-- start RECORD LIST --
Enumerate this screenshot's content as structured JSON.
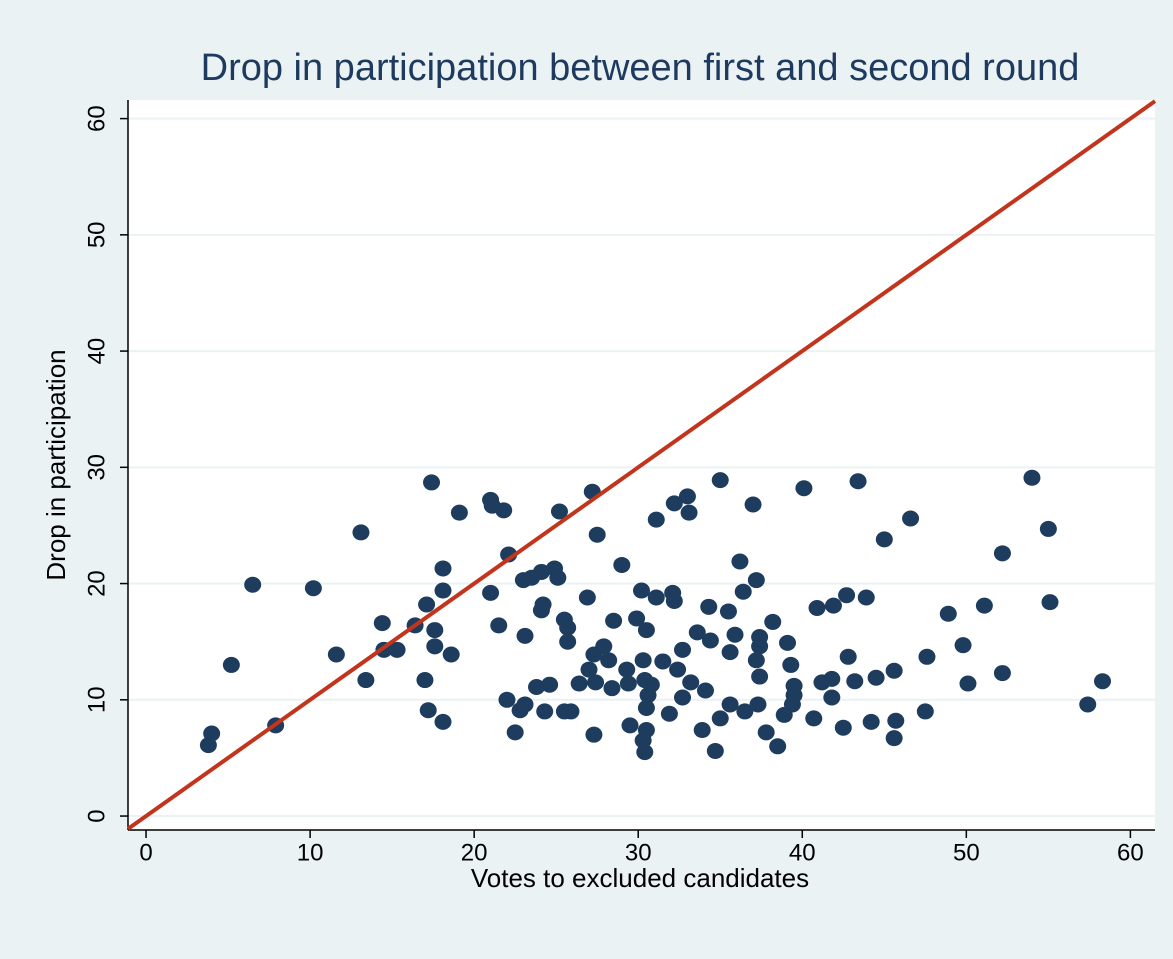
{
  "chart_data": {
    "type": "scatter",
    "title": "Drop in participation between first and second round",
    "x_label": "Votes to excluded candidates",
    "y_label": "Drop in participation",
    "x": [
      3.8,
      4.0,
      5.2,
      6.5,
      7.9,
      10.2,
      11.6,
      13.1,
      13.4,
      14.4,
      14.5,
      15.3,
      16.4,
      17.1,
      17.0,
      17.2,
      17.4,
      17.6,
      17.6,
      18.1,
      18.1,
      18.1,
      19.1,
      18.6,
      21.0,
      21.1,
      21.0,
      21.5,
      21.8,
      22.1,
      22.0,
      22.5,
      22.8,
      23.0,
      23.1,
      23.1,
      23.5,
      23.8,
      24.1,
      24.2,
      24.1,
      24.3,
      24.6,
      24.9,
      25.1,
      25.2,
      25.5,
      25.7,
      25.7,
      25.5,
      25.9,
      26.4,
      26.9,
      27.0,
      27.2,
      27.3,
      27.3,
      27.5,
      27.4,
      27.9,
      28.2,
      28.4,
      28.5,
      29.0,
      29.3,
      29.5,
      29.4,
      29.9,
      30.2,
      30.3,
      30.3,
      30.4,
      30.5,
      30.4,
      30.6,
      30.5,
      30.5,
      30.8,
      31.1,
      31.1,
      31.5,
      31.9,
      32.1,
      32.2,
      32.2,
      32.4,
      32.7,
      32.7,
      33.0,
      33.1,
      33.2,
      33.6,
      33.9,
      34.1,
      34.4,
      34.3,
      34.7,
      35.0,
      35.0,
      35.5,
      35.6,
      35.6,
      35.9,
      36.2,
      36.4,
      36.5,
      37.0,
      37.2,
      37.2,
      37.3,
      37.4,
      37.4,
      37.4,
      37.8,
      38.2,
      38.5,
      38.9,
      39.1,
      39.3,
      39.4,
      39.5,
      39.5,
      40.1,
      40.7,
      40.9,
      41.2,
      41.8,
      41.8,
      41.9,
      42.5,
      42.7,
      42.8,
      43.2,
      43.4,
      43.9,
      44.2,
      44.5,
      45.0,
      45.6,
      45.6,
      45.7,
      46.6,
      47.5,
      47.6,
      48.9,
      49.8,
      50.1,
      51.1,
      52.2,
      52.2,
      54.0,
      55.0,
      55.1,
      57.4,
      58.3
    ],
    "values": [
      6.1,
      7.1,
      13.0,
      19.9,
      7.8,
      19.6,
      13.9,
      24.4,
      11.7,
      16.6,
      14.3,
      14.3,
      16.4,
      18.2,
      11.7,
      9.1,
      28.7,
      16.0,
      14.6,
      8.1,
      21.3,
      19.4,
      26.1,
      13.9,
      27.2,
      26.7,
      19.2,
      16.4,
      26.3,
      22.5,
      10.0,
      7.2,
      9.1,
      20.3,
      15.5,
      9.6,
      20.5,
      11.1,
      21.0,
      18.2,
      17.7,
      9.0,
      11.3,
      21.3,
      20.5,
      26.2,
      16.9,
      15.0,
      16.2,
      9.0,
      9.0,
      11.4,
      18.8,
      12.6,
      27.9,
      7.0,
      13.9,
      24.2,
      11.5,
      14.6,
      13.4,
      11.0,
      16.8,
      21.6,
      12.6,
      7.8,
      11.4,
      17.0,
      19.4,
      13.4,
      6.5,
      5.5,
      16.0,
      11.7,
      10.4,
      9.3,
      7.4,
      11.3,
      25.5,
      18.8,
      13.3,
      8.8,
      19.2,
      18.5,
      26.9,
      12.6,
      14.3,
      10.2,
      27.5,
      26.1,
      11.5,
      15.8,
      7.4,
      10.8,
      15.1,
      18.0,
      5.6,
      28.9,
      8.4,
      17.6,
      9.6,
      14.1,
      15.6,
      21.9,
      19.3,
      9.0,
      26.8,
      20.3,
      13.4,
      9.6,
      12.0,
      15.4,
      14.6,
      7.2,
      16.7,
      6.0,
      8.7,
      14.9,
      13.0,
      9.6,
      11.2,
      10.4,
      28.2,
      8.4,
      17.9,
      11.5,
      10.2,
      11.8,
      18.1,
      7.6,
      19.0,
      13.7,
      11.6,
      28.8,
      18.8,
      8.1,
      11.9,
      23.8,
      12.5,
      6.7,
      8.2,
      25.6,
      9.0,
      13.7,
      17.4,
      14.7,
      11.4,
      18.1,
      22.6,
      12.3,
      29.1,
      24.7,
      18.4,
      9.6,
      11.6
    ],
    "color": "#1e3c5e",
    "reference_line": {
      "x": [
        -1.1,
        61.5
      ],
      "y": [
        -1.1,
        61.5
      ],
      "color": "#c2341b"
    },
    "xlim": [
      -1.1,
      61.5
    ],
    "ylim": [
      -1.2,
      61.6
    ],
    "xticks": [
      0,
      10,
      20,
      30,
      40,
      50,
      60
    ],
    "yticks": [
      0,
      10,
      20,
      30,
      40,
      50,
      60
    ],
    "grid": true
  }
}
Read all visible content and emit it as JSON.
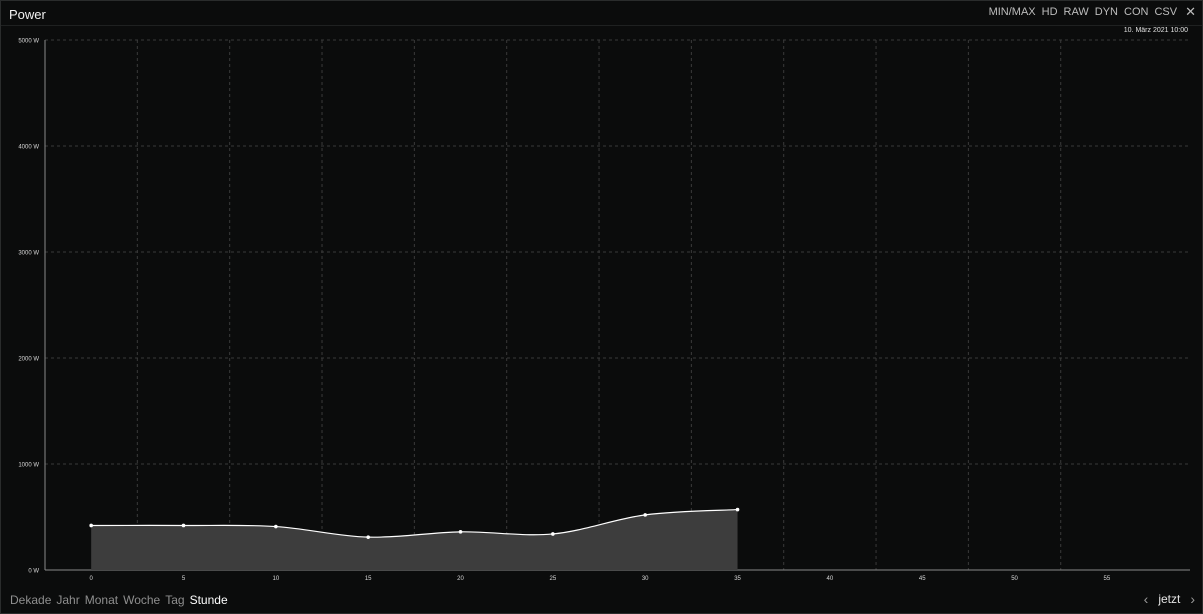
{
  "window": {
    "title": "Power",
    "toolbar": [
      "MIN/MAX",
      "HD",
      "RAW",
      "DYN",
      "CON",
      "CSV"
    ],
    "close_icon": "close-icon",
    "date": "10. März 2021 10:00"
  },
  "footer": {
    "periods": [
      "Dekade",
      "Jahr",
      "Monat",
      "Woche",
      "Tag",
      "Stunde"
    ],
    "active": "Stunde",
    "now_label": "jetzt",
    "prev_icon": "chevron-left-icon",
    "next_icon": "chevron-right-icon"
  },
  "colors": {
    "background": "#0b0c0c",
    "line": "#ffffff",
    "area": "#3d3d3d",
    "grid": "#3a3a3a"
  },
  "chart_data": {
    "type": "area",
    "title": "",
    "xlabel": "",
    "ylabel": "",
    "xlim": [
      -2.5,
      59.5
    ],
    "ylim": [
      0,
      5000
    ],
    "x_ticks": [
      0,
      5,
      10,
      15,
      20,
      25,
      30,
      35,
      40,
      45,
      50,
      55
    ],
    "y_ticks": [
      0,
      1000,
      2000,
      3000,
      4000,
      5000
    ],
    "y_tick_labels": [
      "0 W",
      "1000 W",
      "2000 W",
      "3000 W",
      "4000 W",
      "5000 W"
    ],
    "series": [
      {
        "x": [
          0,
          5,
          10,
          15,
          20,
          25,
          30,
          35
        ],
        "values": [
          420,
          420,
          410,
          310,
          360,
          340,
          520,
          570
        ]
      }
    ],
    "grid": true,
    "smooth": true
  }
}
-- end RECORD LIST --
TASK INSTRUCTIONS: Every line of the records that includes the word "title" should be gathered.

THE SOLUTION:
    "title": "Drop in participation between first and second round",
    "title": "Power",
    "title": "",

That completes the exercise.